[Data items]
========

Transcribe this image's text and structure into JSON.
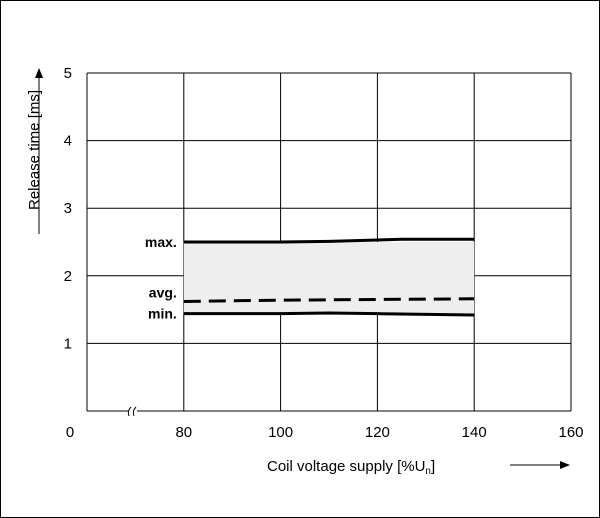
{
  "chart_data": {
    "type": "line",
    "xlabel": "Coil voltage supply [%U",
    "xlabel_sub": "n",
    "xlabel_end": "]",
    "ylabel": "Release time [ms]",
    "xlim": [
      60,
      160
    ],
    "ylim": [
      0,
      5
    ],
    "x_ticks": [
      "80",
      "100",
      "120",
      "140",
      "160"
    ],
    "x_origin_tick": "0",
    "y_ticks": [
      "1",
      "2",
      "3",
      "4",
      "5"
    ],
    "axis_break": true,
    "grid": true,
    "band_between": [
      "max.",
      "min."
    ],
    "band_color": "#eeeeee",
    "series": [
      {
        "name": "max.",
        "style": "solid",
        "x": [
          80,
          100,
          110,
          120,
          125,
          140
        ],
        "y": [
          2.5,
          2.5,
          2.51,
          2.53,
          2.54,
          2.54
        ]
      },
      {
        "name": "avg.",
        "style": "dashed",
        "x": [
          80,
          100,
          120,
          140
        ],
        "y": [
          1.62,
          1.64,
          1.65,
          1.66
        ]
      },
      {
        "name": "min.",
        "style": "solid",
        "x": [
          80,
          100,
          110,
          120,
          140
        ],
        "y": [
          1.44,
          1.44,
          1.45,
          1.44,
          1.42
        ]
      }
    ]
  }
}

========

Objective: Write out again every line above exactly as given; the pictures do not belong in the copy.

Result:
Transcribe this image's text and structure into JSON.
{
  "chart_data": {
    "type": "line",
    "xlabel": "Coil voltage supply [%U",
    "xlabel_sub": "n",
    "xlabel_end": "]",
    "ylabel": "Release time [ms]",
    "xlim": [
      60,
      160
    ],
    "ylim": [
      0,
      5
    ],
    "x_ticks": [
      "80",
      "100",
      "120",
      "140",
      "160"
    ],
    "x_origin_tick": "0",
    "y_ticks": [
      "1",
      "2",
      "3",
      "4",
      "5"
    ],
    "axis_break": true,
    "grid": true,
    "band_between": [
      "max.",
      "min."
    ],
    "band_color": "#eeeeee",
    "series": [
      {
        "name": "max.",
        "style": "solid",
        "x": [
          80,
          100,
          110,
          120,
          125,
          140
        ],
        "y": [
          2.5,
          2.5,
          2.51,
          2.53,
          2.54,
          2.54
        ]
      },
      {
        "name": "avg.",
        "style": "dashed",
        "x": [
          80,
          100,
          120,
          140
        ],
        "y": [
          1.62,
          1.64,
          1.65,
          1.66
        ]
      },
      {
        "name": "min.",
        "style": "solid",
        "x": [
          80,
          100,
          110,
          120,
          140
        ],
        "y": [
          1.44,
          1.44,
          1.45,
          1.44,
          1.42
        ]
      }
    ]
  }
}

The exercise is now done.